> [WHAT YOU NEED TO DO]
Pick out the lines below that contain the string "very" and copy them all.

> [RECORDS FOR THE TASK]
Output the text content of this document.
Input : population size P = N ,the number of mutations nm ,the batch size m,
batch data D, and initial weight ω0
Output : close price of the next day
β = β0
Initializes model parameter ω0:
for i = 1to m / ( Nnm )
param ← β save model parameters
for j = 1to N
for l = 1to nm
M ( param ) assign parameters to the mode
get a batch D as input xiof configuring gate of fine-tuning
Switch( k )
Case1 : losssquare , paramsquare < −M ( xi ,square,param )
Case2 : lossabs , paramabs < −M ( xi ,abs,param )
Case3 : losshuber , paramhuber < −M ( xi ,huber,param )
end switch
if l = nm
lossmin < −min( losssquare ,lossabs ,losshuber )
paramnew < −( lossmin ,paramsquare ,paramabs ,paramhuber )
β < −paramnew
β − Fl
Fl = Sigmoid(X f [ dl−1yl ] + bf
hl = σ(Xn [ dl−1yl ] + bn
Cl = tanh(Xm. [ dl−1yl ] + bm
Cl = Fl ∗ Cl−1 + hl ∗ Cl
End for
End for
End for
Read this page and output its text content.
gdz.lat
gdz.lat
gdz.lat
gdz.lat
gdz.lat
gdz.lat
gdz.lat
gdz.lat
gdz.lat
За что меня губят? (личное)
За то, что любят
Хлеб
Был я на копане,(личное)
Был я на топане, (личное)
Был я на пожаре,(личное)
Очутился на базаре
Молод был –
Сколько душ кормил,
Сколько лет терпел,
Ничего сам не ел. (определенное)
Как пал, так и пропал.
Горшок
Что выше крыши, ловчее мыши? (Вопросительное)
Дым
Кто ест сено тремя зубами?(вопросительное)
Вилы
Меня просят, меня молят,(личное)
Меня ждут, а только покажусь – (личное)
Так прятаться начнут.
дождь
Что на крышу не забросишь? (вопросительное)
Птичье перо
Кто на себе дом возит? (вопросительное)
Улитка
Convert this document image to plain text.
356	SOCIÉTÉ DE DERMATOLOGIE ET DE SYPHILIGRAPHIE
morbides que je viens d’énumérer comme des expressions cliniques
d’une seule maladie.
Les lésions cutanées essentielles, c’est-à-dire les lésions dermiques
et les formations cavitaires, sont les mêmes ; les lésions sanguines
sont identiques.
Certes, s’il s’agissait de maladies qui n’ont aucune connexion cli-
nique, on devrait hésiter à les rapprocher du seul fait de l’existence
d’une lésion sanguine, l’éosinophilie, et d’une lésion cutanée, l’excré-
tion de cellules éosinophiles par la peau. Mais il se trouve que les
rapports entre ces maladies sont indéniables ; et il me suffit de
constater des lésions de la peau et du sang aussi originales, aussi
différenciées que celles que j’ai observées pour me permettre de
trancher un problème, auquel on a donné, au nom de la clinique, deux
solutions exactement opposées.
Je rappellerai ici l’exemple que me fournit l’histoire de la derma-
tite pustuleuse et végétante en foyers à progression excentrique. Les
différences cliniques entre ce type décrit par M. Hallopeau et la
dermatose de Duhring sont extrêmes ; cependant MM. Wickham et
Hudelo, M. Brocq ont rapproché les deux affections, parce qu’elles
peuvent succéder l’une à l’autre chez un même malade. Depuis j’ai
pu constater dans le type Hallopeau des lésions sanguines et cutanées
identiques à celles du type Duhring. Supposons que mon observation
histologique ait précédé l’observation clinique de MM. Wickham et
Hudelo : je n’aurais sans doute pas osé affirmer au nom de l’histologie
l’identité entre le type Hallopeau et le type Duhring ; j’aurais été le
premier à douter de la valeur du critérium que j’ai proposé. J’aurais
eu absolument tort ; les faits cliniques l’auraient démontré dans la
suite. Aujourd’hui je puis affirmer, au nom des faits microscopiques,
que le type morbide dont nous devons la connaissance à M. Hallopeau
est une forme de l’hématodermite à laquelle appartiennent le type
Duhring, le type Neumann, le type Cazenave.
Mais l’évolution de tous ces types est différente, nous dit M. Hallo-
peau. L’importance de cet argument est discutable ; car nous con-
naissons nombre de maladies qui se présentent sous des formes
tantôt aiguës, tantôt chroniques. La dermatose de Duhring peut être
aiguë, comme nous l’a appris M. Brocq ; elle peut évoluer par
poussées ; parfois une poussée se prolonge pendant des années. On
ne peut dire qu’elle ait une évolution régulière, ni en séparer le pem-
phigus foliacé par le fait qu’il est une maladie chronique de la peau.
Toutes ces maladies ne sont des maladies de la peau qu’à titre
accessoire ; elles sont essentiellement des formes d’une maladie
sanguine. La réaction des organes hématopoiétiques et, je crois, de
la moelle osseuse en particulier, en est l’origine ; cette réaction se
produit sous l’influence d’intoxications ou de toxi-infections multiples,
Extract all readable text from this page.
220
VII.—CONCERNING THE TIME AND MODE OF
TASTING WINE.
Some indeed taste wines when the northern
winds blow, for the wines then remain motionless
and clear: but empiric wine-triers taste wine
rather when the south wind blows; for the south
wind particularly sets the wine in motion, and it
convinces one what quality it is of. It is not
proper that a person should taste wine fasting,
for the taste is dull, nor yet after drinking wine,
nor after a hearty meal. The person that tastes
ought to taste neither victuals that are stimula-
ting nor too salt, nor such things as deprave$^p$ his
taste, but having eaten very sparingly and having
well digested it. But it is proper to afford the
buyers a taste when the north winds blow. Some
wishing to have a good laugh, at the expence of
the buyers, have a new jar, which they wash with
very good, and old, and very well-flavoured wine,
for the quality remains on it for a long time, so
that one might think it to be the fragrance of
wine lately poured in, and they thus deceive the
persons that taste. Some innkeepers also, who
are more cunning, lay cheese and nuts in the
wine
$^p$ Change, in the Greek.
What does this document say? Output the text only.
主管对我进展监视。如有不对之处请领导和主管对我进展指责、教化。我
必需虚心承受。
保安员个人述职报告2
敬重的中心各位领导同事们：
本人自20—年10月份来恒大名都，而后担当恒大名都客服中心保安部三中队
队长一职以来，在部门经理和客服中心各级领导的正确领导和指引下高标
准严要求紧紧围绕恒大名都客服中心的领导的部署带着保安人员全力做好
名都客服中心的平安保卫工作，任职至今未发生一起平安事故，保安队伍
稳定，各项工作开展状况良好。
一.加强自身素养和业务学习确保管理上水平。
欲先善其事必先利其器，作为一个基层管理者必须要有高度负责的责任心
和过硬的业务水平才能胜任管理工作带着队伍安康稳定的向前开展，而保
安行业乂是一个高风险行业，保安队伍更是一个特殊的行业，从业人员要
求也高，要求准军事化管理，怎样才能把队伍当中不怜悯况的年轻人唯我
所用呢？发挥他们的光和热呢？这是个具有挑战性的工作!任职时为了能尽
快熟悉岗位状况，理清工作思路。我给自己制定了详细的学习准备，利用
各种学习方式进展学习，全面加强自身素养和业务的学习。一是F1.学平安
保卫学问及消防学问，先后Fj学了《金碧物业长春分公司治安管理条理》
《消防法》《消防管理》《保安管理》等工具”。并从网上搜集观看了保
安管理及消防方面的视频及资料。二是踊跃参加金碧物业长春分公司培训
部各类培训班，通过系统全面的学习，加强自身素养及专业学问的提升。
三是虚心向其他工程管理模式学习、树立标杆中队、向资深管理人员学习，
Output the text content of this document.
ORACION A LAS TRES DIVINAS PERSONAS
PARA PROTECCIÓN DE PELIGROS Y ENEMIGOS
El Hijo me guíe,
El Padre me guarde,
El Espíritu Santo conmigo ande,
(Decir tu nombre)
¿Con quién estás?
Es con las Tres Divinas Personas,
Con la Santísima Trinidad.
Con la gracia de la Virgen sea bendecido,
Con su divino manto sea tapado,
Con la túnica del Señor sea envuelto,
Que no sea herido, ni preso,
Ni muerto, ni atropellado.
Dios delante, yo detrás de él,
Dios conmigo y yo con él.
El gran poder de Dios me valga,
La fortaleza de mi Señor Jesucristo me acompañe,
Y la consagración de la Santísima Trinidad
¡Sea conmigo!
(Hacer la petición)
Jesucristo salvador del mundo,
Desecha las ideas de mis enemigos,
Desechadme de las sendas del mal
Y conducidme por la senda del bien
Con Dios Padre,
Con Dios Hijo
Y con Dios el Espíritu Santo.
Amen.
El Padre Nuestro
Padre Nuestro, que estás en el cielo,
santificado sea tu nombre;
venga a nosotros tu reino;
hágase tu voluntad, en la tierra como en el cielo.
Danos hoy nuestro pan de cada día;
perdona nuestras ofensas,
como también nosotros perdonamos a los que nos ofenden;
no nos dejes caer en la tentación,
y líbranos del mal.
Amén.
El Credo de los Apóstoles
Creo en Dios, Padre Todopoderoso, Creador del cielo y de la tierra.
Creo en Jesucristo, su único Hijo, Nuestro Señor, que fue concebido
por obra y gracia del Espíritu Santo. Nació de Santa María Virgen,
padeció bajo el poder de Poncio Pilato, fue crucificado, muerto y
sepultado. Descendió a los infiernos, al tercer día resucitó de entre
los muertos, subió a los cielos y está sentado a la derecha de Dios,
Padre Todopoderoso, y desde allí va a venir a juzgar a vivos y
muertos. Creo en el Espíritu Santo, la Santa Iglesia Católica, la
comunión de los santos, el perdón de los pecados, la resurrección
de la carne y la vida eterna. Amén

> [SOLUTION TO THE PROBLEM]
taste, but having eaten very sparingly and having
very good, and old, and very well-flavoured wine,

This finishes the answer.